PROBLEM DETAILS :: All the entries need to be quoted exactly, apart from the pictures, which you should drop.

[Collection entries]
• • • •
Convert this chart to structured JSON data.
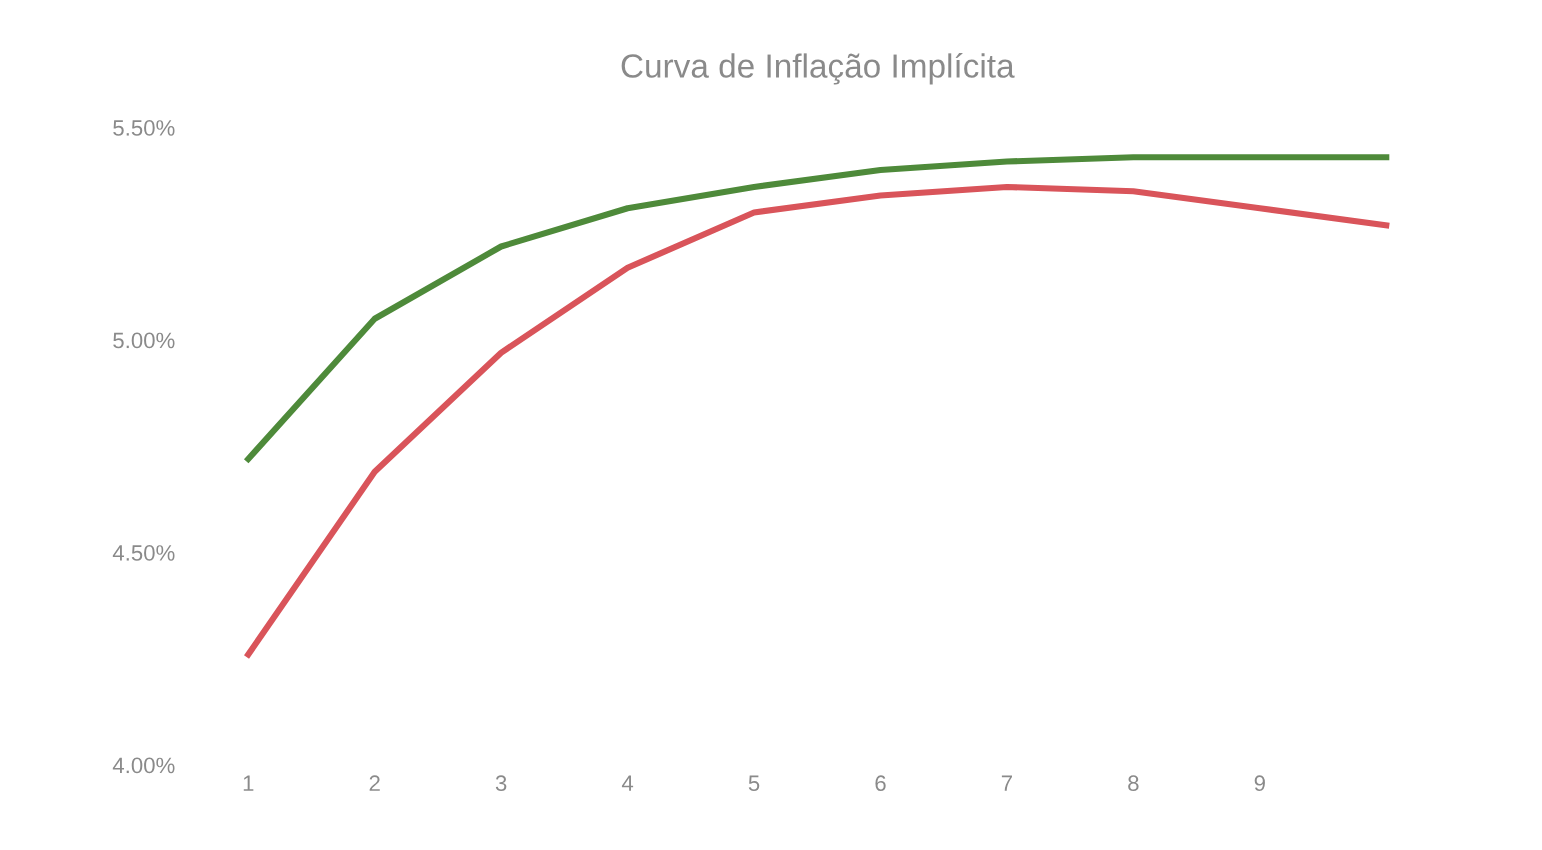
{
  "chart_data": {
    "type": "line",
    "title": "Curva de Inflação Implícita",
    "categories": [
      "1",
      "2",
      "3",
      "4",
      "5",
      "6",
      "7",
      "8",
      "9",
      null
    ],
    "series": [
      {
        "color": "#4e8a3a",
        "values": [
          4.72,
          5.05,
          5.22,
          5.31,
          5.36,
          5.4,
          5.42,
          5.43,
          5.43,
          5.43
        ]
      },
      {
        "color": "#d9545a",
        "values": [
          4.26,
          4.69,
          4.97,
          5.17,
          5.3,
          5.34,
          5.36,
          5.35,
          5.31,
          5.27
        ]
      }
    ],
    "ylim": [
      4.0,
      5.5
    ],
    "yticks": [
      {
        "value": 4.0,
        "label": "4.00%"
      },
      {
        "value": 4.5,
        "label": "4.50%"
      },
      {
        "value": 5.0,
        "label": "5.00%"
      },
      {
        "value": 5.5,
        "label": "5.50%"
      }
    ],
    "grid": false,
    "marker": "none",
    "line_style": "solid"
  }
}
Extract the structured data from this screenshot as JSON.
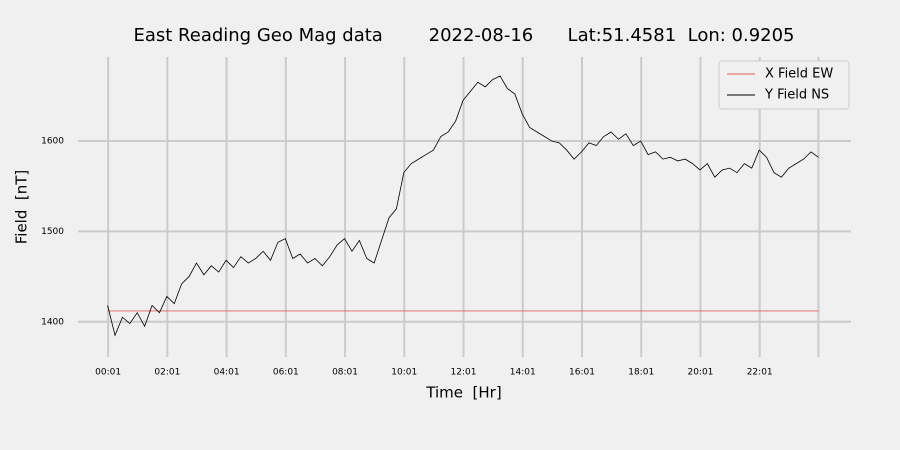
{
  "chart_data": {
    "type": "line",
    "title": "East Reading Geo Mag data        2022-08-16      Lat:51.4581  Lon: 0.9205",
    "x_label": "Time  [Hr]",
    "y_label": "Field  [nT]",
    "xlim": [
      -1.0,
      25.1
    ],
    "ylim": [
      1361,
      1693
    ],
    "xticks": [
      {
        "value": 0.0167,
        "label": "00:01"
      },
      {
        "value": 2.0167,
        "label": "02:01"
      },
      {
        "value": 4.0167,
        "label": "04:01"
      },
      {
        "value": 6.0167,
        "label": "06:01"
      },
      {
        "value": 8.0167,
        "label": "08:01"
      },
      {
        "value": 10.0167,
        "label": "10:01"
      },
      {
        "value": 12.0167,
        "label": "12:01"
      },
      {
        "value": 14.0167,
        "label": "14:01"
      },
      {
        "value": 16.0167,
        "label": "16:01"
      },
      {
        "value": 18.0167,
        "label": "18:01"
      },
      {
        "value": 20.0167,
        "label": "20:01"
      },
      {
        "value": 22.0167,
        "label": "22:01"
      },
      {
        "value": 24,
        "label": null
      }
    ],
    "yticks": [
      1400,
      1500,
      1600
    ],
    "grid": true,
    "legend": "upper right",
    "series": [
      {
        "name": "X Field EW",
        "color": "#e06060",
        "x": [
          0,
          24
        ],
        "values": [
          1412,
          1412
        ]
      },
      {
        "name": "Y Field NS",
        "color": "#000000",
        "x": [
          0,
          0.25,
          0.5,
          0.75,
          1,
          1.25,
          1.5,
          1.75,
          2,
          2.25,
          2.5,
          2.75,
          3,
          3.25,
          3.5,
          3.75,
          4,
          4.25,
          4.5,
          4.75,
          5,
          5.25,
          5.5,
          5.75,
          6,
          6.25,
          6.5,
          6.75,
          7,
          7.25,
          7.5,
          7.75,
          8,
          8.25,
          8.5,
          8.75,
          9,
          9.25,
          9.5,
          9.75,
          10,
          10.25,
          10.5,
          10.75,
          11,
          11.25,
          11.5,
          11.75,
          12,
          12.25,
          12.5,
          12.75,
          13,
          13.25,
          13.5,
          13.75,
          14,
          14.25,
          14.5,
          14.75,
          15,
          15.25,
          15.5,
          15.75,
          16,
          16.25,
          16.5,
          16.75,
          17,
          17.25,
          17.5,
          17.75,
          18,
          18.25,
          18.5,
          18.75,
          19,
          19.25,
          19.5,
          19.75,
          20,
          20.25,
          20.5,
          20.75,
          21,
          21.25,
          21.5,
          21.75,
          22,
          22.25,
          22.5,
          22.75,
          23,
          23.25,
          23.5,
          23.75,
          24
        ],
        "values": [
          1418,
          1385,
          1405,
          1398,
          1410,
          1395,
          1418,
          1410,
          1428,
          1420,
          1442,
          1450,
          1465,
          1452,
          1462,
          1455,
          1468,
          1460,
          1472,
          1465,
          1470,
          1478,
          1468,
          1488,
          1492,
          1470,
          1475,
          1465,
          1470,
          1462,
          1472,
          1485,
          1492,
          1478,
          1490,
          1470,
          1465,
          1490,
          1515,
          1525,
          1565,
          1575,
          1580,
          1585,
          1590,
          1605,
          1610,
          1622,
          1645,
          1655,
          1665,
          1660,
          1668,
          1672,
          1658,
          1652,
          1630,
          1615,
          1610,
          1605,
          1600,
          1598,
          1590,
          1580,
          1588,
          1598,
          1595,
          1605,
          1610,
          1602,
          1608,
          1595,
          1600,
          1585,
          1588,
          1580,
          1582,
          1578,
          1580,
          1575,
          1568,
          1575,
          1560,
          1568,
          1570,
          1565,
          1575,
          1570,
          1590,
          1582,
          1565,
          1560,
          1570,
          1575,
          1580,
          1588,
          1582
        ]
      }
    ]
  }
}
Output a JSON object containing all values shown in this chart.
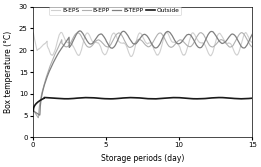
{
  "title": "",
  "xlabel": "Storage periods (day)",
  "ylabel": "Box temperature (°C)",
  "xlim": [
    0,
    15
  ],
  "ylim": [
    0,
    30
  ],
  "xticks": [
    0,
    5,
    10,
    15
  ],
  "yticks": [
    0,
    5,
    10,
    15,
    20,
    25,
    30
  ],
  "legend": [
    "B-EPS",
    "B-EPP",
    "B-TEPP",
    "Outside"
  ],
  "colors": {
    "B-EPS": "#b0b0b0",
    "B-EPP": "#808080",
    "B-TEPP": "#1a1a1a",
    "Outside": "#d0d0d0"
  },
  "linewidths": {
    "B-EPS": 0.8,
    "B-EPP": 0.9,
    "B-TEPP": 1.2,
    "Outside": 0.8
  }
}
• • • •
CORRECT OUTPUT ::
Convert this chart to structured JSON data.
{
  "chart_data": {
    "type": "line",
    "title": "Curva de Inflação Implícita",
    "categories": [
      "1",
      "2",
      "3",
      "4",
      "5",
      "6",
      "7",
      "8",
      "9",
      null
    ],
    "series": [
      {
        "color": "#4e8a3a",
        "values": [
          4.72,
          5.05,
          5.22,
          5.31,
          5.36,
          5.4,
          5.42,
          5.43,
          5.43,
          5.43
        ]
      },
      {
        "color": "#d9545a",
        "values": [
          4.26,
          4.69,
          4.97,
          5.17,
          5.3,
          5.34,
          5.36,
          5.35,
          5.31,
          5.27
        ]
      }
    ],
    "ylim": [
      4.0,
      5.5
    ],
    "yticks": [
      {
        "value": 4.0,
        "label": "4.00%"
      },
      {
        "value": 4.5,
        "label": "4.50%"
      },
      {
        "value": 5.0,
        "label": "5.00%"
      },
      {
        "value": 5.5,
        "label": "5.50%"
      }
    ],
    "grid": false,
    "marker": "none",
    "line_style": "solid"
  }
}
Extract the structured data from this screenshot as JSON.
{
  "chart_data": {
    "type": "line",
    "title": "East Reading Geo Mag data        2022-08-16      Lat:51.4581  Lon: 0.9205",
    "x_label": "Time  [Hr]",
    "y_label": "Field  [nT]",
    "xlim": [
      -1.0,
      25.1
    ],
    "ylim": [
      1361,
      1693
    ],
    "xticks": [
      {
        "value": 0.0167,
        "label": "00:01"
      },
      {
        "value": 2.0167,
        "label": "02:01"
      },
      {
        "value": 4.0167,
        "label": "04:01"
      },
      {
        "value": 6.0167,
        "label": "06:01"
      },
      {
        "value": 8.0167,
        "label": "08:01"
      },
      {
        "value": 10.0167,
        "label": "10:01"
      },
      {
        "value": 12.0167,
        "label": "12:01"
      },
      {
        "value": 14.0167,
        "label": "14:01"
      },
      {
        "value": 16.0167,
        "label": "16:01"
      },
      {
        "value": 18.0167,
        "label": "18:01"
      },
      {
        "value": 20.0167,
        "label": "20:01"
      },
      {
        "value": 22.0167,
        "label": "22:01"
      },
      {
        "value": 24,
        "label": null
      }
    ],
    "yticks": [
      1400,
      1500,
      1600
    ],
    "grid": true,
    "legend": "upper right",
    "series": [
      {
        "name": "X Field EW",
        "color": "#e06060",
        "x": [
          0,
          24
        ],
        "values": [
          1412,
          1412
        ]
      },
      {
        "name": "Y Field NS",
        "color": "#000000",
        "x": [
          0,
          0.25,
          0.5,
          0.75,
          1,
          1.25,
          1.5,
          1.75,
          2,
          2.25,
          2.5,
          2.75,
          3,
          3.25,
          3.5,
          3.75,
          4,
          4.25,
          4.5,
          4.75,
          5,
          5.25,
          5.5,
          5.75,
          6,
          6.25,
          6.5,
          6.75,
          7,
          7.25,
          7.5,
          7.75,
          8,
          8.25,
          8.5,
          8.75,
          9,
          9.25,
          9.5,
          9.75,
          10,
          10.25,
          10.5,
          10.75,
          11,
          11.25,
          11.5,
          11.75,
          12,
          12.25,
          12.5,
          12.75,
          13,
          13.25,
          13.5,
          13.75,
          14,
          14.25,
          14.5,
          14.75,
          15,
          15.25,
          15.5,
          15.75,
          16,
          16.25,
          16.5,
          16.75,
          17,
          17.25,
          17.5,
          17.75,
          18,
          18.25,
          18.5,
          18.75,
          19,
          19.25,
          19.5,
          19.75,
          20,
          20.25,
          20.5,
          20.75,
          21,
          21.25,
          21.5,
          21.75,
          22,
          22.25,
          22.5,
          22.75,
          23,
          23.25,
          23.5,
          23.75,
          24
        ],
        "values": [
          1418,
          1385,
          1405,
          1398,
          1410,
          1395,
          1418,
          1410,
          1428,
          1420,
          1442,
          1450,
          1465,
          1452,
          1462,
          1455,
          1468,
          1460,
          1472,
          1465,
          1470,
          1478,
          1468,
          1488,
          1492,
          1470,
          1475,
          1465,
          1470,
          1462,
          1472,
          1485,
          1492,
          1478,
          1490,
          1470,
          1465,
          1490,
          1515,
          1525,
          1565,
          1575,
          1580,
          1585,
          1590,
          1605,
          1610,
          1622,
          1645,
          1655,
          1665,
          1660,
          1668,
          1672,
          1658,
          1652,
          1630,
          1615,
          1610,
          1605,
          1600,
          1598,
          1590,
          1580,
          1588,
          1598,
          1595,
          1605,
          1610,
          1602,
          1608,
          1595,
          1600,
          1585,
          1588,
          1580,
          1582,
          1578,
          1580,
          1575,
          1568,
          1575,
          1560,
          1568,
          1570,
          1565,
          1575,
          1570,
          1590,
          1582,
          1565,
          1560,
          1570,
          1575,
          1580,
          1588,
          1582
        ]
      }
    ]
  }
}
Output a JSON object containing all values shown in this chart.
{
  "title": "",
  "xlabel": "Storage periods (day)",
  "ylabel": "Box temperature (°C)",
  "xlim": [
    0,
    15
  ],
  "ylim": [
    0,
    30
  ],
  "xticks": [
    0,
    5,
    10,
    15
  ],
  "yticks": [
    0,
    5,
    10,
    15,
    20,
    25,
    30
  ],
  "legend": [
    "B-EPS",
    "B-EPP",
    "B-TEPP",
    "Outside"
  ],
  "colors": {
    "B-EPS": "#b0b0b0",
    "B-EPP": "#808080",
    "B-TEPP": "#1a1a1a",
    "Outside": "#d0d0d0"
  },
  "linewidths": {
    "B-EPS": 0.8,
    "B-EPP": 0.9,
    "B-TEPP": 1.2,
    "Outside": 0.8
  }
}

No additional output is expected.